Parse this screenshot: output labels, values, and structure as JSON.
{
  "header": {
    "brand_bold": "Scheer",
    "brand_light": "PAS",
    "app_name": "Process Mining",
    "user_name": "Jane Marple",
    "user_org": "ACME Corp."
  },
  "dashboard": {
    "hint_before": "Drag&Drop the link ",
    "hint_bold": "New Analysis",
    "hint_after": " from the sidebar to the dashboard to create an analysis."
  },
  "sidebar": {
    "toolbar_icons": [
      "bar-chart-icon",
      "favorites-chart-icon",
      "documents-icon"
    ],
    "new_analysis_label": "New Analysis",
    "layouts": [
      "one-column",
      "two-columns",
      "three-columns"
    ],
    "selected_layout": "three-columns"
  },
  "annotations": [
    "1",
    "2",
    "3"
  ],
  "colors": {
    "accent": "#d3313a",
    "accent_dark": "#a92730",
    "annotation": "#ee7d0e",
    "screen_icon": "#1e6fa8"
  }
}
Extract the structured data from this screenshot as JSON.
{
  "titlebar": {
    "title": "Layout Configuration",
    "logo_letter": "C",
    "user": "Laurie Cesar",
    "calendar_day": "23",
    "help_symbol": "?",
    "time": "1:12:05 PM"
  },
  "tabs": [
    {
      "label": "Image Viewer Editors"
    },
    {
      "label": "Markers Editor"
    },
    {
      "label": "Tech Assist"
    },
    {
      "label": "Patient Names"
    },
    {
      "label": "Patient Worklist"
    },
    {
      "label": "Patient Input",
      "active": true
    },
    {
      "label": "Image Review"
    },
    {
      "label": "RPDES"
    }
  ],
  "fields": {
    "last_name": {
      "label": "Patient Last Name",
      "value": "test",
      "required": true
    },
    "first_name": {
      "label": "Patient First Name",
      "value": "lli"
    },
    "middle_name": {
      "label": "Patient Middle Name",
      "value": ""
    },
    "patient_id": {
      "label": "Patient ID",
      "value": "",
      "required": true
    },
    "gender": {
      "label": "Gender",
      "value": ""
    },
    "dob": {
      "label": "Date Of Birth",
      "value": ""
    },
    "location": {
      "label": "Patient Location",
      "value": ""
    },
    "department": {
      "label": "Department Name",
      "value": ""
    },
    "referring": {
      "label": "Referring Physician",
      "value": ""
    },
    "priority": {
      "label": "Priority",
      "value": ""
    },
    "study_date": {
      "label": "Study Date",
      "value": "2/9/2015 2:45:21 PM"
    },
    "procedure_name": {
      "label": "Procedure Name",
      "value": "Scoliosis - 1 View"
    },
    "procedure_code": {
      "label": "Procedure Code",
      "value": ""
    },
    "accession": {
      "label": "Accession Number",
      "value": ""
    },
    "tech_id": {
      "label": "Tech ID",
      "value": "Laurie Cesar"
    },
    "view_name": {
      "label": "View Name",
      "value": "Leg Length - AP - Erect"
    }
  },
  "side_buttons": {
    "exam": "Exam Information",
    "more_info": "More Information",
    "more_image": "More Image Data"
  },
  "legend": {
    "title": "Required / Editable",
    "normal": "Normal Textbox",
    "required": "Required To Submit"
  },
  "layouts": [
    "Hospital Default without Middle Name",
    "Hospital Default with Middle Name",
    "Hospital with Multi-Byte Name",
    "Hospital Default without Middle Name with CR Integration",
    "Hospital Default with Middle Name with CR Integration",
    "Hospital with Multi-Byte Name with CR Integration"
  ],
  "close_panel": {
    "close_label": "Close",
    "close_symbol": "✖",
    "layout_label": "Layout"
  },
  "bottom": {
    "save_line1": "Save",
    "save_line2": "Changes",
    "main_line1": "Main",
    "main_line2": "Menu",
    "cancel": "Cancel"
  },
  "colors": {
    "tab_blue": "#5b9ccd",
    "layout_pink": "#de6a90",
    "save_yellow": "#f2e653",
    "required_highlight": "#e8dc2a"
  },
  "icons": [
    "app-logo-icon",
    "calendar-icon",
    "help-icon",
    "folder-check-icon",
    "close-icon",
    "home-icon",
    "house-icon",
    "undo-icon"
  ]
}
□ □ □ □ □
Given problem
Write out every entry word for word.

Response to this exercise
Parse this screenshot: output labels, values, and structure as JSON.
{
  "header": {
    "brand_bold": "Scheer",
    "brand_light": "PAS",
    "app_name": "Process Mining",
    "user_name": "Jane Marple",
    "user_org": "ACME Corp."
  },
  "dashboard": {
    "hint_before": "Drag&Drop the link ",
    "hint_bold": "New Analysis",
    "hint_after": " from the sidebar to the dashboard to create an analysis."
  },
  "sidebar": {
    "toolbar_icons": [
      "bar-chart-icon",
      "favorites-chart-icon",
      "documents-icon"
    ],
    "new_analysis_label": "New Analysis",
    "layouts": [
      "one-column",
      "two-columns",
      "three-columns"
    ],
    "selected_layout": "three-columns"
  },
  "annotations": [
    "1",
    "2",
    "3"
  ],
  "colors": {
    "accent": "#d3313a",
    "accent_dark": "#a92730",
    "annotation": "#ee7d0e",
    "screen_icon": "#1e6fa8"
  }
}
Extract the structured data from this screenshot as JSON.
{
  "titlebar": {
    "title": "Layout Configuration",
    "logo_letter": "C",
    "user": "Laurie Cesar",
    "calendar_day": "23",
    "help_symbol": "?",
    "time": "1:12:05 PM"
  },
  "tabs": [
    {
      "label": "Image Viewer Editors"
    },
    {
      "label": "Markers Editor"
    },
    {
      "label": "Tech Assist"
    },
    {
      "label": "Patient Names"
    },
    {
      "label": "Patient Worklist"
    },
    {
      "label": "Patient Input",
      "active": true
    },
    {
      "label": "Image Review"
    },
    {
      "label": "RPDES"
    }
  ],
  "fields": {
    "last_name": {
      "label": "Patient Last Name",
      "value": "test",
      "required": true
    },
    "first_name": {
      "label": "Patient First Name",
      "value": "lli"
    },
    "middle_name": {
      "label": "Patient Middle Name",
      "value": ""
    },
    "patient_id": {
      "label": "Patient ID",
      "value": "",
      "required": true
    },
    "gender": {
      "label": "Gender",
      "value": ""
    },
    "dob": {
      "label": "Date Of Birth",
      "value": ""
    },
    "location": {
      "label": "Patient Location",
      "value": ""
    },
    "department": {
      "label": "Department Name",
      "value": ""
    },
    "referring": {
      "label": "Referring Physician",
      "value": ""
    },
    "priority": {
      "label": "Priority",
      "value": ""
    },
    "study_date": {
      "label": "Study Date",
      "value": "2/9/2015 2:45:21 PM"
    },
    "procedure_name": {
      "label": "Procedure Name",
      "value": "Scoliosis - 1 View"
    },
    "procedure_code": {
      "label": "Procedure Code",
      "value": ""
    },
    "accession": {
      "label": "Accession Number",
      "value": ""
    },
    "tech_id": {
      "label": "Tech ID",
      "value": "Laurie Cesar"
    },
    "view_name": {
      "label": "View Name",
      "value": "Leg Length - AP - Erect"
    }
  },
  "side_buttons": {
    "exam": "Exam Information",
    "more_info": "More Information",
    "more_image": "More Image Data"
  },
  "legend": {
    "title": "Required / Editable",
    "normal": "Normal Textbox",
    "required": "Required To Submit"
  },
  "layouts": [
    "Hospital Default without Middle Name",
    "Hospital Default with Middle Name",
    "Hospital with Multi-Byte Name",
    "Hospital Default without Middle Name with CR Integration",
    "Hospital Default with Middle Name with CR Integration",
    "Hospital with Multi-Byte Name with CR Integration"
  ],
  "close_panel": {
    "close_label": "Close",
    "close_symbol": "✖",
    "layout_label": "Layout"
  },
  "bottom": {
    "save_line1": "Save",
    "save_line2": "Changes",
    "main_line1": "Main",
    "main_line2": "Menu",
    "cancel": "Cancel"
  },
  "colors": {
    "tab_blue": "#5b9ccd",
    "layout_pink": "#de6a90",
    "save_yellow": "#f2e653",
    "required_highlight": "#e8dc2a"
  },
  "icons": [
    "app-logo-icon",
    "calendar-icon",
    "help-icon",
    "folder-check-icon",
    "close-icon",
    "home-icon",
    "house-icon",
    "undo-icon"
  ]
}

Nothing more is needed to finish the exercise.